THE TASK: Print out the material that follows word for word.

* START EXTRACTED DATA *

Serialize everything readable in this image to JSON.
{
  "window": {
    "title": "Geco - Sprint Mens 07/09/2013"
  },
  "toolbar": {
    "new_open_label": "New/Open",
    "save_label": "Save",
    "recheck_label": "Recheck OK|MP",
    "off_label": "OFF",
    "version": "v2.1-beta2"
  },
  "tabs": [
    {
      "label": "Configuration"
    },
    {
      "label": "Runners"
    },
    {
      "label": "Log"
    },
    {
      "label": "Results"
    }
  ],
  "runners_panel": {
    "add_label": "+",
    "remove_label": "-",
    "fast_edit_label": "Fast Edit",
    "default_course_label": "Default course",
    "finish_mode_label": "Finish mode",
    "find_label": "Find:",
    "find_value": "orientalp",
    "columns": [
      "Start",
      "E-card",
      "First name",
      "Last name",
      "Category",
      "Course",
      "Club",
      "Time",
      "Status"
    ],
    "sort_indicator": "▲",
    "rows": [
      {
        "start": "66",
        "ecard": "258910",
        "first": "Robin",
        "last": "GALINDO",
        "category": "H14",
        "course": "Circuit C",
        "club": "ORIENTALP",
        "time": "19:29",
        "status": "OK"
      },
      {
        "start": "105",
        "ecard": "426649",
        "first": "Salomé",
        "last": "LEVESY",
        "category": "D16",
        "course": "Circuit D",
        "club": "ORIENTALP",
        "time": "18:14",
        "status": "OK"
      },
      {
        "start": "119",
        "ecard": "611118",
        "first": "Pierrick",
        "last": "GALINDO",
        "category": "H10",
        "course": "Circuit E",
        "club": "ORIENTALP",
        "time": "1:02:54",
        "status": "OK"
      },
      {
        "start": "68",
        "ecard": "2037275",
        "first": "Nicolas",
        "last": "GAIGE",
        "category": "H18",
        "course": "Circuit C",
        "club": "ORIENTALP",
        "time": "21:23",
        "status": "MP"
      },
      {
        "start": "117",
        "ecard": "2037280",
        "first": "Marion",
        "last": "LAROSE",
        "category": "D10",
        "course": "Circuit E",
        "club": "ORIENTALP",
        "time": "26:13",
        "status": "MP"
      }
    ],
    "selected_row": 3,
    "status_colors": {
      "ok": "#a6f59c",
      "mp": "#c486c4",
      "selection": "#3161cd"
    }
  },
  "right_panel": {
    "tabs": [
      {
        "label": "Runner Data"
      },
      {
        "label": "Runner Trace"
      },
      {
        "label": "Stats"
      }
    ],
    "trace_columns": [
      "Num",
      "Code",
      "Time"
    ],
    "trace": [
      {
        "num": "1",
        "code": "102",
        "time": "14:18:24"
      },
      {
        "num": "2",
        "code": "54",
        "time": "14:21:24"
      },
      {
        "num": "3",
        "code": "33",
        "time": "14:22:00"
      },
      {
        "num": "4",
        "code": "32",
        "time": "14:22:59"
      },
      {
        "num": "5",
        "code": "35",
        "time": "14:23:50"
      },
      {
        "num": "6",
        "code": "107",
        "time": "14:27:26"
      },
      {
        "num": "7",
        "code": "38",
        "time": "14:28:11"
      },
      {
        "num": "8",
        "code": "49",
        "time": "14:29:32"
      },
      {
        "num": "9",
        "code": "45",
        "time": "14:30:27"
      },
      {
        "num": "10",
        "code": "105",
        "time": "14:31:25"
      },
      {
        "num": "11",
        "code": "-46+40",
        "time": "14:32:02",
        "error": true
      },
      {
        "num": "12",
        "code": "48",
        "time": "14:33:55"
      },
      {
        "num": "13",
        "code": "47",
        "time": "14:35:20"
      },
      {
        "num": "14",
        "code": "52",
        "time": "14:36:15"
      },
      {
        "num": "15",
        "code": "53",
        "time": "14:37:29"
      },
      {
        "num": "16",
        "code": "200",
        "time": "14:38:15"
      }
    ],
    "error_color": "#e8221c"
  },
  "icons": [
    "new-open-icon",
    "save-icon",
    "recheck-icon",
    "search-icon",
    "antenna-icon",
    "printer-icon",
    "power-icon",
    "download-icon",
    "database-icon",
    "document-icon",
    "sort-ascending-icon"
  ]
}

* END EXTRACTED DATA *

ANSWER TO THIS EXERCISE:
Serialize everything readable in this image to JSON.
{
  "window": {
    "title": "Geco - Sprint Mens 07/09/2013"
  },
  "toolbar": {
    "new_open_label": "New/Open",
    "save_label": "Save",
    "recheck_label": "Recheck OK|MP",
    "off_label": "OFF",
    "version": "v2.1-beta2"
  },
  "tabs": [
    {
      "label": "Configuration"
    },
    {
      "label": "Runners"
    },
    {
      "label": "Log"
    },
    {
      "label": "Results"
    }
  ],
  "runners_panel": {
    "add_label": "+",
    "remove_label": "-",
    "fast_edit_label": "Fast Edit",
    "default_course_label": "Default course",
    "finish_mode_label": "Finish mode",
    "find_label": "Find:",
    "find_value": "orientalp",
    "columns": [
      "Start",
      "E-card",
      "First name",
      "Last name",
      "Category",
      "Course",
      "Club",
      "Time",
      "Status"
    ],
    "sort_indicator": "▲",
    "rows": [
      {
        "start": "66",
        "ecard": "258910",
        "first": "Robin",
        "last": "GALINDO",
        "category": "H14",
        "course": "Circuit C",
        "club": "ORIENTALP",
        "time": "19:29",
        "status": "OK"
      },
      {
        "start": "105",
        "ecard": "426649",
        "first": "Salomé",
        "last": "LEVESY",
        "category": "D16",
        "course": "Circuit D",
        "club": "ORIENTALP",
        "time": "18:14",
        "status": "OK"
      },
      {
        "start": "119",
        "ecard": "611118",
        "first": "Pierrick",
        "last": "GALINDO",
        "category": "H10",
        "course": "Circuit E",
        "club": "ORIENTALP",
        "time": "1:02:54",
        "status": "OK"
      },
      {
        "start": "68",
        "ecard": "2037275",
        "first": "Nicolas",
        "last": "GAIGE",
        "category": "H18",
        "course": "Circuit C",
        "club": "ORIENTALP",
        "time": "21:23",
        "status": "MP"
      },
      {
        "start": "117",
        "ecard": "2037280",
        "first": "Marion",
        "last": "LAROSE",
        "category": "D10",
        "course": "Circuit E",
        "club": "ORIENTALP",
        "time": "26:13",
        "status": "MP"
      }
    ],
    "selected_row": 3,
    "status_colors": {
      "ok": "#a6f59c",
      "mp": "#c486c4",
      "selection": "#3161cd"
    }
  },
  "right_panel": {
    "tabs": [
      {
        "label": "Runner Data"
      },
      {
        "label": "Runner Trace"
      },
      {
        "label": "Stats"
      }
    ],
    "trace_columns": [
      "Num",
      "Code",
      "Time"
    ],
    "trace": [
      {
        "num": "1",
        "code": "102",
        "time": "14:18:24"
      },
      {
        "num": "2",
        "code": "54",
        "time": "14:21:24"
      },
      {
        "num": "3",
        "code": "33",
        "time": "14:22:00"
      },
      {
        "num": "4",
        "code": "32",
        "time": "14:22:59"
      },
      {
        "num": "5",
        "code": "35",
        "time": "14:23:50"
      },
      {
        "num": "6",
        "code": "107",
        "time": "14:27:26"
      },
      {
        "num": "7",
        "code": "38",
        "time": "14:28:11"
      },
      {
        "num": "8",
        "code": "49",
        "time": "14:29:32"
      },
      {
        "num": "9",
        "code": "45",
        "time": "14:30:27"
      },
      {
        "num": "10",
        "code": "105",
        "time": "14:31:25"
      },
      {
        "num": "11",
        "code": "-46+40",
        "time": "14:32:02",
        "error": true
      },
      {
        "num": "12",
        "code": "48",
        "time": "14:33:55"
      },
      {
        "num": "13",
        "code": "47",
        "time": "14:35:20"
      },
      {
        "num": "14",
        "code": "52",
        "time": "14:36:15"
      },
      {
        "num": "15",
        "code": "53",
        "time": "14:37:29"
      },
      {
        "num": "16",
        "code": "200",
        "time": "14:38:15"
      }
    ],
    "error_color": "#e8221c"
  },
  "icons": [
    "new-open-icon",
    "save-icon",
    "recheck-icon",
    "search-icon",
    "antenna-icon",
    "printer-icon",
    "power-icon",
    "download-icon",
    "database-icon",
    "document-icon",
    "sort-ascending-icon"
  ]
}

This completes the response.